#### [Description of the task]
Return all of the data exactly as written, without the pictures.

-- START OF Records for this task --

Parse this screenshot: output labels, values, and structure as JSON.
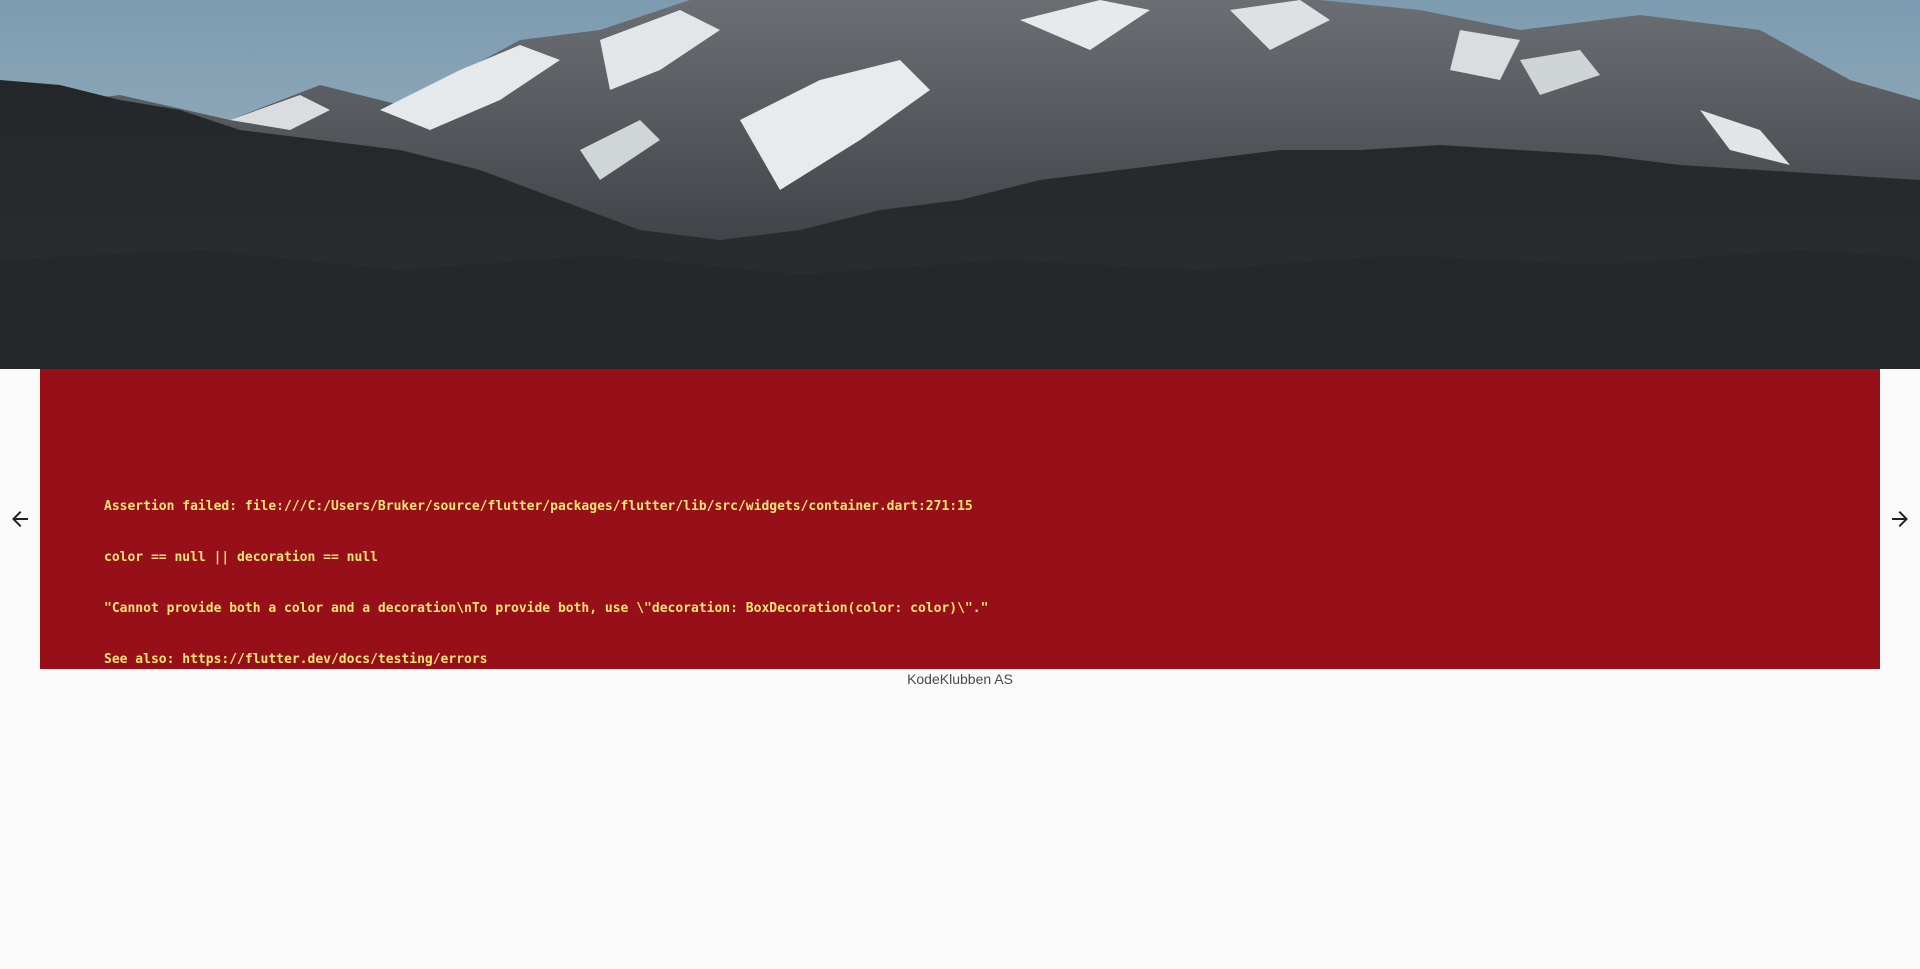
{
  "hero": {
    "image_icon": "mountain-landscape-image"
  },
  "error": {
    "lines": [
      "Assertion failed: file:///C:/Users/Bruker/source/flutter/packages/flutter/lib/src/widgets/container.dart:271:15",
      "color == null || decoration == null",
      "\"Cannot provide both a color and a decoration\\nTo provide both, use \\\"decoration: BoxDecoration(color: color)\\\".\"",
      "See also: https://flutter.dev/docs/testing/errors"
    ],
    "background_color": "#970f18",
    "text_color": "#f3e676"
  },
  "navigation": {
    "prev_icon": "arrow-left-icon",
    "next_icon": "arrow-right-icon"
  },
  "caption": {
    "text": "KodeKlubben AS"
  }
}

-- END OF Records for this task --

#### [Response for this exercise]
Parse this screenshot: output labels, values, and structure as JSON.
{
  "hero": {
    "image_icon": "mountain-landscape-image"
  },
  "error": {
    "lines": [
      "Assertion failed: file:///C:/Users/Bruker/source/flutter/packages/flutter/lib/src/widgets/container.dart:271:15",
      "color == null || decoration == null",
      "\"Cannot provide both a color and a decoration\\nTo provide both, use \\\"decoration: BoxDecoration(color: color)\\\".\"",
      "See also: https://flutter.dev/docs/testing/errors"
    ],
    "background_color": "#970f18",
    "text_color": "#f3e676"
  },
  "navigation": {
    "prev_icon": "arrow-left-icon",
    "next_icon": "arrow-right-icon"
  },
  "caption": {
    "text": "KodeKlubben AS"
  }
}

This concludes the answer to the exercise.